> Questions on the material
1. In the Red Planet review, who plays Bowman, the commander of Mars-1?
2. Pick up the Red Planet review after its last sentence and keep writing in the same voice.

> Reading passage
There is some irony to be found in the fact that the year 2000, for so long a symbol of the future, has been witness to some of the worst science fiction movies ever made. Red Planet raises the overall quality of such movies made this year, but only because the average was so abysmally low. It does not stretch the boundaries of the scientifically implausible, as those boundaries were left in tatters by Mission to Mars. Standards of taste, coherence and basic decency were shredded by Battlefield Earth. There was, in short, nowhere for this movie to go but up. It manages to do so, but only because some combinations of the flashing lights, bulky suits, chrome furnishings, and technobabble manage to avoid spectacular failure.
Rules are meant to be broken, but the writers at work here manage to bend some of the basic principles of drama so badly they end up mangled. The first principle of storytelling -- "show, don't tell" -- is a victim of the opening monologue delivered by the captain of a spaceship known only as Mars-1. Bowman, the erstwhile commander played by Carrie-Anne Moss, introduces the rest of the crew with a sentence or two for each, thereby dispensing with the need for any of those pesky character-defining moments that require acting, or writing, ability. She establishes the basic premise with the same lack of subtlety, spouting a generic Earth-is-doomed-pollution-is-evil scenario, before setting a course for Mars, despite knowing that the attempt to grow algae and thereby create an atmosphere on Earth's sister planet has mysteriously failed.

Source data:
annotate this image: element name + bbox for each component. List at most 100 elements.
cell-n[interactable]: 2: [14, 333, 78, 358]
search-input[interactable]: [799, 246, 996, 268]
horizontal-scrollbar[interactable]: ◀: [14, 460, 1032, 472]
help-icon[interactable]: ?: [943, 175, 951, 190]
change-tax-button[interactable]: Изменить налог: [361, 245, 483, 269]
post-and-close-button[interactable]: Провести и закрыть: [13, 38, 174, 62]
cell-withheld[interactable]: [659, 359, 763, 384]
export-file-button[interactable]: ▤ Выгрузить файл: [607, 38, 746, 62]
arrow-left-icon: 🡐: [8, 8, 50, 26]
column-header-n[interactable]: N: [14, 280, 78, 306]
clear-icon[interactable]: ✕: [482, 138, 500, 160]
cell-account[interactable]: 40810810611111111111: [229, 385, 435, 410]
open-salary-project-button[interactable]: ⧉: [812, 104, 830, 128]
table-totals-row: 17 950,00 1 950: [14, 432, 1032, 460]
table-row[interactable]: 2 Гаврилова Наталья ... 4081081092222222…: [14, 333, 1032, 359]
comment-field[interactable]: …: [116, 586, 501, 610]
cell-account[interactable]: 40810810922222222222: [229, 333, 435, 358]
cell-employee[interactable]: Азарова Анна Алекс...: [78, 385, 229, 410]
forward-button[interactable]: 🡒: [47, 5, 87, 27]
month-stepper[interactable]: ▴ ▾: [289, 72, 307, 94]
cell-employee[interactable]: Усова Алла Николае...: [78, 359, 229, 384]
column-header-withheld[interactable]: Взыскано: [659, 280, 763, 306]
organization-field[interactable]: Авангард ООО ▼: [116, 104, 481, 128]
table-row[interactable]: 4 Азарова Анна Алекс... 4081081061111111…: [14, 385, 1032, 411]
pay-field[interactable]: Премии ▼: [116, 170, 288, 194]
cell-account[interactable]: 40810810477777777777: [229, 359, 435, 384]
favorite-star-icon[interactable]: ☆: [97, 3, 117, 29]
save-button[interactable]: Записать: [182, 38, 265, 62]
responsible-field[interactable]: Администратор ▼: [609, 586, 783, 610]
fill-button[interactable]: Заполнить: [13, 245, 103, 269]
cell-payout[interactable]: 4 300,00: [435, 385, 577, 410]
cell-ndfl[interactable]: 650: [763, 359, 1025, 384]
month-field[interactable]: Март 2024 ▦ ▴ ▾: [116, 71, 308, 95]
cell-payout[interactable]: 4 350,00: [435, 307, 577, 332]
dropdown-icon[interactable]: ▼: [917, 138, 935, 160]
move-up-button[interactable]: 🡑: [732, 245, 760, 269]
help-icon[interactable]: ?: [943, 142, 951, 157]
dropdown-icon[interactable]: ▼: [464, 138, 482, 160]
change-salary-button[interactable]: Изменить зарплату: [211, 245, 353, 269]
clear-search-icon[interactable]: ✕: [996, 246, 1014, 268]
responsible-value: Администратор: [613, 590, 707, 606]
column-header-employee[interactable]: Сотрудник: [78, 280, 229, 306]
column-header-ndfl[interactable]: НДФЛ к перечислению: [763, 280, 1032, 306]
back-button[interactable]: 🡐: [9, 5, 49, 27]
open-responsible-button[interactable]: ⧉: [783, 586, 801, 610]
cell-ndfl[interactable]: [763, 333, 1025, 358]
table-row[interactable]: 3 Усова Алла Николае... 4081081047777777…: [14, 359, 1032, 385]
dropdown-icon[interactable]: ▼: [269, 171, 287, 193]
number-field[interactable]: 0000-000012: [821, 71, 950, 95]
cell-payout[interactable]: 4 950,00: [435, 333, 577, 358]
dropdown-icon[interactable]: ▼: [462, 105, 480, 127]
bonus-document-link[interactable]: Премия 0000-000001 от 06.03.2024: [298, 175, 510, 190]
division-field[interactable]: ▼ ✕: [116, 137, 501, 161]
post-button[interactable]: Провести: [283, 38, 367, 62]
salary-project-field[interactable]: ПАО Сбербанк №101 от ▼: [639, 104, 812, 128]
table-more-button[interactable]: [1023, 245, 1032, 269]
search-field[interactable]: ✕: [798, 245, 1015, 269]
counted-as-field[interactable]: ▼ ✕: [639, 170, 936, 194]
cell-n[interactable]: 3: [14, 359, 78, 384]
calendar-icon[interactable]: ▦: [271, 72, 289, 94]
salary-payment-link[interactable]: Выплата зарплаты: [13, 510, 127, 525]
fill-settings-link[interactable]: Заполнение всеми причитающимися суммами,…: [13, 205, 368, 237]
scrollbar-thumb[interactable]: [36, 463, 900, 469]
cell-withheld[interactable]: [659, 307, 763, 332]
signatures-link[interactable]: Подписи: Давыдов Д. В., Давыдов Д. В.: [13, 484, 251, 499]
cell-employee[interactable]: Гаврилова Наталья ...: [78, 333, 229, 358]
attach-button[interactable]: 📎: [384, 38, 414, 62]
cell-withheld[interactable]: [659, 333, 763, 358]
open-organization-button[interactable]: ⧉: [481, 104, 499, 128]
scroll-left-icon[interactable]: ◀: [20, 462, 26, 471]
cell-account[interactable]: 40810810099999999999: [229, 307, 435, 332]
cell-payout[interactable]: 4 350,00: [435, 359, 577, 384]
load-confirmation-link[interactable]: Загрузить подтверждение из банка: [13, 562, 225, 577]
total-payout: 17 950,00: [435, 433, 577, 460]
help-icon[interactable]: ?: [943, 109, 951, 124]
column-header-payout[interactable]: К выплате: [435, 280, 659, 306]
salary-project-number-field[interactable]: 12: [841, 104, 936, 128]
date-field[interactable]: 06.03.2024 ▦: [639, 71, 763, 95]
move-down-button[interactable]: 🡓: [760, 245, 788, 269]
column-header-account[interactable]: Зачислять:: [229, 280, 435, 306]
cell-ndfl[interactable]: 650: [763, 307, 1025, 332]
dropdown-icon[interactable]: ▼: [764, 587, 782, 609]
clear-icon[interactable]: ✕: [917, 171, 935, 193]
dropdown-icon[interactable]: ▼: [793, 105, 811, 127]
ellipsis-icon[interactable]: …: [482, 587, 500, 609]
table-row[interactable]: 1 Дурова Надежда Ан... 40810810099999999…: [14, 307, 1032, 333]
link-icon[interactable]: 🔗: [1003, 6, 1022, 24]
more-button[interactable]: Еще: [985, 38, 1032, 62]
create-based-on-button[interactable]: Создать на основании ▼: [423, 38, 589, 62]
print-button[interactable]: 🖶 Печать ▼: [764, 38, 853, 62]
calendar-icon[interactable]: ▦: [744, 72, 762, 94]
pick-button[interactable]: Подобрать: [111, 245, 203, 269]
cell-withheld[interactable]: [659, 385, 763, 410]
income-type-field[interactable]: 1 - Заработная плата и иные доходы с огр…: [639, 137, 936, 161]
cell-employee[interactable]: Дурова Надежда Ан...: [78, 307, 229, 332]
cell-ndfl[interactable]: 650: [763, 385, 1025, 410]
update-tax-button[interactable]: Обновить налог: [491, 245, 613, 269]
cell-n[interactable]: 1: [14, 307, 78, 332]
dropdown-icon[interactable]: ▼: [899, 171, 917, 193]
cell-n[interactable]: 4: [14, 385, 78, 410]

> Activity answers
1. Carrie-Anne Moss.

2.
Tragedy strikes at the most inopportune time for the crew but at the best possible time for maximum dramatic tension. Solar flares, naturally occurring phenomena that, presumably, are well-known to NASA, hit the ship as the crew is preparing to land. These solar flares, whose ability to wreak havoc on electronic equipment is, again, presumably well-known to NASA, all but destroy the ship. If NASA had as bad a track record in reality as it does onscreen, humanity would still be trying to get to the moon.
Once on Mars, the crew encounters, besides weird lighting that turns everything a sickly orange, a series of threats that seem designed to evoke the history of villains in science fiction movies. Primary among these is a robot that, with a simple malfunction, transforms from a highly versatile exploratory tool into a homicidal, psychopathic killing machine with a solid understanding of military strategy, a wicked sense of humor, and an uncanny ability to imitate Jackie Chan. The only thing it doesn't have is top billing in the movie, which it almost deserves. Credit is due to the special effects crew for generating a faceless chunk of CGI that has more memorable moments than any of the actors.
Not that the actors don't try to make the most of their moments. Moss engages in some witty banter with Lucille, the ship's onboard computer, fully equipped with an attitude problem. Val Kilmer, the most famous of the bunch, plays the "mechanical systems engineer," refers to himself as the "janitor," and almost has an interesting dialogue about science vs. religion with the eldest member of the crew, played by Terence Stamp. There isn't enough time for the other cliched relationships to develop fully, so the onboard romance and tensions amongst the crew members (played by Benjamin Bratt, Tom Sizemore, and Simon Baker) are only hinted at before they blossom onscreen, only to fade just as quickly.
Mars remains lifeless.
John Halbert is a student in film at USC.